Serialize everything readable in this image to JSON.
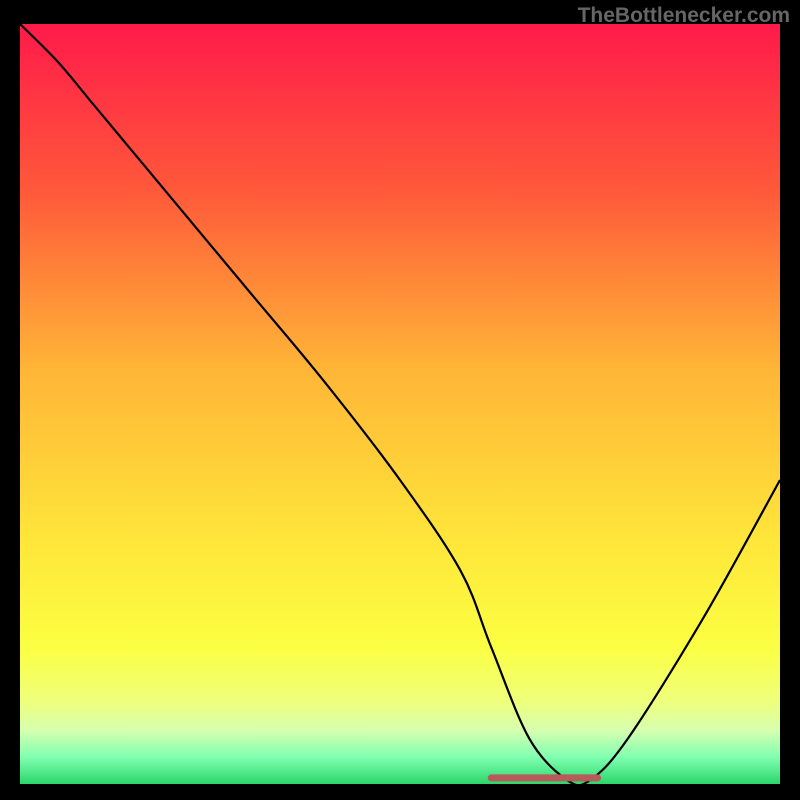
{
  "watermark": "TheBottlenecker.com",
  "chart_data": {
    "type": "line",
    "title": "",
    "xlabel": "",
    "ylabel": "",
    "xlim": [
      0,
      100
    ],
    "ylim": [
      0,
      100
    ],
    "gradient_stops": [
      {
        "offset": 0,
        "color": "#ff1a4a"
      },
      {
        "offset": 22,
        "color": "#ff593a"
      },
      {
        "offset": 45,
        "color": "#ffb437"
      },
      {
        "offset": 68,
        "color": "#ffe63a"
      },
      {
        "offset": 82,
        "color": "#fbff42"
      },
      {
        "offset": 89,
        "color": "#efff7a"
      },
      {
        "offset": 93,
        "color": "#d5ffb0"
      },
      {
        "offset": 96.5,
        "color": "#7fffb0"
      },
      {
        "offset": 100,
        "color": "#2bd66a"
      }
    ],
    "series": [
      {
        "name": "bottleneck-curve",
        "color": "#000000",
        "x": [
          0,
          5,
          10,
          20,
          30,
          40,
          50,
          58,
          62,
          67,
          72,
          75,
          80,
          90,
          100
        ],
        "y": [
          100,
          95,
          89,
          77,
          65,
          53,
          40,
          28,
          18,
          6,
          0.5,
          0.5,
          6,
          22,
          40
        ]
      }
    ],
    "flat_zone": {
      "name": "optimal-range",
      "color": "#b85a5a",
      "x_start": 62,
      "x_end": 76,
      "y": 0.8
    }
  }
}
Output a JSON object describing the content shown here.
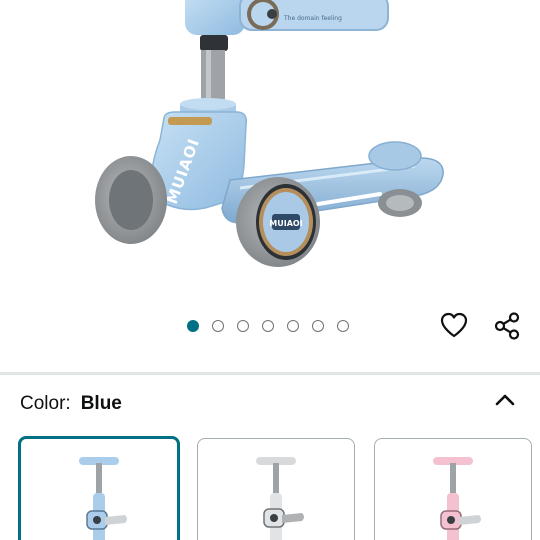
{
  "product": {
    "brand_mark": "MUIAOI",
    "tagline": "The domain feeling",
    "image_count": 7,
    "active_image": 1
  },
  "actions": {
    "wishlist_icon": "heart-icon",
    "share_icon": "share-icon"
  },
  "variation": {
    "label": "Color:",
    "selected": "Blue",
    "toggle_icon": "chevron-up-icon",
    "swatch_colors": [
      "Blue",
      "Grey",
      "Pink"
    ]
  },
  "colors": {
    "accent": "#007185",
    "scooter_blue": "#a9cdea",
    "scooter_grey": "#d7d9db",
    "scooter_pink": "#f3c1cf",
    "wheel_grey": "#8f9396"
  }
}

GOAL
Look through the entries above; copy every line holding the string "JSON".

THE RESPONSE
Serialize everything readable in this image to JSON.
Output a JSON object describing the content shown here.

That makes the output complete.